Search the material for the word "name" and copy each line that holds it.

Records from a data collection:
##############################

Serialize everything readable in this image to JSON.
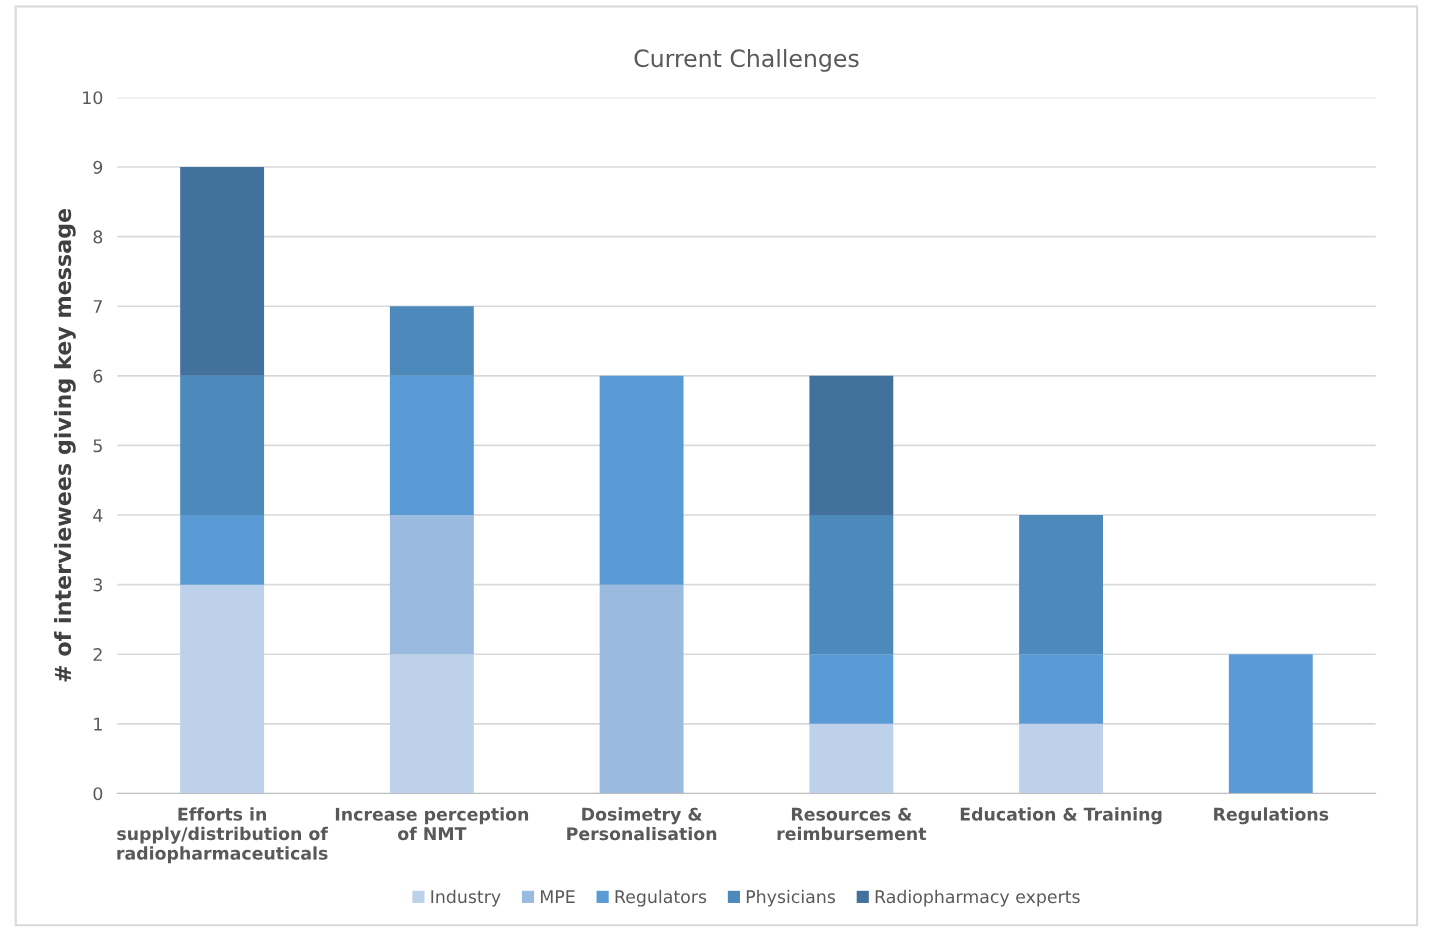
{
  "chart_data": {
    "type": "bar",
    "stacked": true,
    "title": "Current Challenges",
    "ylabel": "# of interviewees giving key message",
    "categories": [
      "Efforts in\nsupply/distribution of\nradiopharmaceuticals",
      "Increase perception\nof NMT",
      "Dosimetry &\nPersonalisation",
      "Resources &\nreimbursement",
      "Education & Training",
      "Regulations"
    ],
    "series": [
      {
        "name": "Industry",
        "color": "#bdd1ea",
        "values": [
          3,
          2,
          0,
          1,
          1,
          0
        ]
      },
      {
        "name": "MPE",
        "color": "#9abadf",
        "values": [
          0,
          2,
          3,
          0,
          0,
          0
        ]
      },
      {
        "name": "Regulators",
        "color": "#5b9bd5",
        "values": [
          1,
          2,
          3,
          1,
          1,
          2
        ]
      },
      {
        "name": "Physicians",
        "color": "#4e89bc",
        "values": [
          2,
          1,
          0,
          2,
          2,
          0
        ]
      },
      {
        "name": "Radiopharmacy experts",
        "color": "#41719c",
        "values": [
          3,
          0,
          0,
          2,
          0,
          0
        ]
      }
    ],
    "ylim": [
      0,
      10
    ],
    "yticks": [
      0,
      1,
      2,
      3,
      4,
      5,
      6,
      7,
      8,
      9,
      10
    ],
    "grid": "y",
    "legend": "bottom"
  }
}
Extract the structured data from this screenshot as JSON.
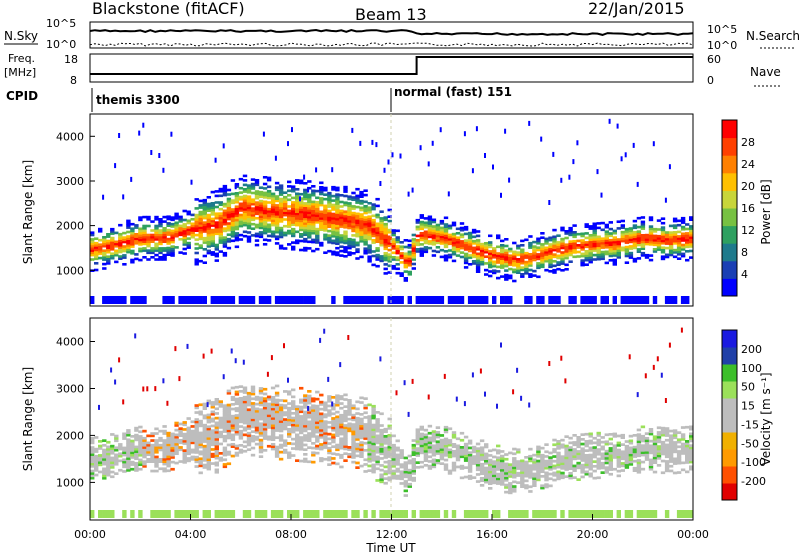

##############################

Exercise output:
        "name": "Industry",
        "name": "MPE",
        "name": "Regulators",
        "name": "Physicians",
        "name": "Radiopharmacy experts",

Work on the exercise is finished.